Records about charts and figures

::::

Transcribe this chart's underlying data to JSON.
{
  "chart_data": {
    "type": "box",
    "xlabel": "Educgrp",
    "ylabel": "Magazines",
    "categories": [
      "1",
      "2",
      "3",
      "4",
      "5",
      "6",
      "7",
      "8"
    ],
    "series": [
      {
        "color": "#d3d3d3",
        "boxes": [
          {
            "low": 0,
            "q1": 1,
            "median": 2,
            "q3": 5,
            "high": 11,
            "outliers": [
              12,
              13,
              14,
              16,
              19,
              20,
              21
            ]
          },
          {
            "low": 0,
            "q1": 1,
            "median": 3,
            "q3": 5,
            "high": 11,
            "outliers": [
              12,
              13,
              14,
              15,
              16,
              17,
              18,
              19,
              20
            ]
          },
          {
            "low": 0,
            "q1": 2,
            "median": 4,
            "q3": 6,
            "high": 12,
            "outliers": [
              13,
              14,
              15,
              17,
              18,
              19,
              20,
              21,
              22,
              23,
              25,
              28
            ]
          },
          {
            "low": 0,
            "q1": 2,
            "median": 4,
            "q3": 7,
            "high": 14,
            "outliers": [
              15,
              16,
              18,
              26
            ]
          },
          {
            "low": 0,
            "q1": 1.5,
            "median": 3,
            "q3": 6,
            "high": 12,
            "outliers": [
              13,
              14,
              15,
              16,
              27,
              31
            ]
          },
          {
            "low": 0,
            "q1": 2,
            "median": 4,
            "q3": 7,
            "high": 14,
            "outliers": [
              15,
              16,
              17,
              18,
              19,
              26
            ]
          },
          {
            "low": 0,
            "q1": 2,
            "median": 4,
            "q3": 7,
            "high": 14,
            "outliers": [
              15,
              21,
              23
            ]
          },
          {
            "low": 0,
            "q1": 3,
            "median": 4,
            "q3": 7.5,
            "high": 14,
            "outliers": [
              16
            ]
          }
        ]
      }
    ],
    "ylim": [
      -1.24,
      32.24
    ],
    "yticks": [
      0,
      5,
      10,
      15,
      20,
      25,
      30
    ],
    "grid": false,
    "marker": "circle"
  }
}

::::

**What to produce:** Write out each line of the data above again, exactly as given.

**Full answer:**
Transcribe this chart's underlying data to JSON.
{
  "chart_data": {
    "type": "box",
    "xlabel": "Educgrp",
    "ylabel": "Magazines",
    "categories": [
      "1",
      "2",
      "3",
      "4",
      "5",
      "6",
      "7",
      "8"
    ],
    "series": [
      {
        "color": "#d3d3d3",
        "boxes": [
          {
            "low": 0,
            "q1": 1,
            "median": 2,
            "q3": 5,
            "high": 11,
            "outliers": [
              12,
              13,
              14,
              16,
              19,
              20,
              21
            ]
          },
          {
            "low": 0,
            "q1": 1,
            "median": 3,
            "q3": 5,
            "high": 11,
            "outliers": [
              12,
              13,
              14,
              15,
              16,
              17,
              18,
              19,
              20
            ]
          },
          {
            "low": 0,
            "q1": 2,
            "median": 4,
            "q3": 6,
            "high": 12,
            "outliers": [
              13,
              14,
              15,
              17,
              18,
              19,
              20,
              21,
              22,
              23,
              25,
              28
            ]
          },
          {
            "low": 0,
            "q1": 2,
            "median": 4,
            "q3": 7,
            "high": 14,
            "outliers": [
              15,
              16,
              18,
              26
            ]
          },
          {
            "low": 0,
            "q1": 1.5,
            "median": 3,
            "q3": 6,
            "high": 12,
            "outliers": [
              13,
              14,
              15,
              16,
              27,
              31
            ]
          },
          {
            "low": 0,
            "q1": 2,
            "median": 4,
            "q3": 7,
            "high": 14,
            "outliers": [
              15,
              16,
              17,
              18,
              19,
              26
            ]
          },
          {
            "low": 0,
            "q1": 2,
            "median": 4,
            "q3": 7,
            "high": 14,
            "outliers": [
              15,
              21,
              23
            ]
          },
          {
            "low": 0,
            "q1": 3,
            "median": 4,
            "q3": 7.5,
            "high": 14,
            "outliers": [
              16
            ]
          }
        ]
      }
    ],
    "ylim": [
      -1.24,
      32.24
    ],
    "yticks": [
      0,
      5,
      10,
      15,
      20,
      25,
      30
    ],
    "grid": false,
    "marker": "circle"
  }
}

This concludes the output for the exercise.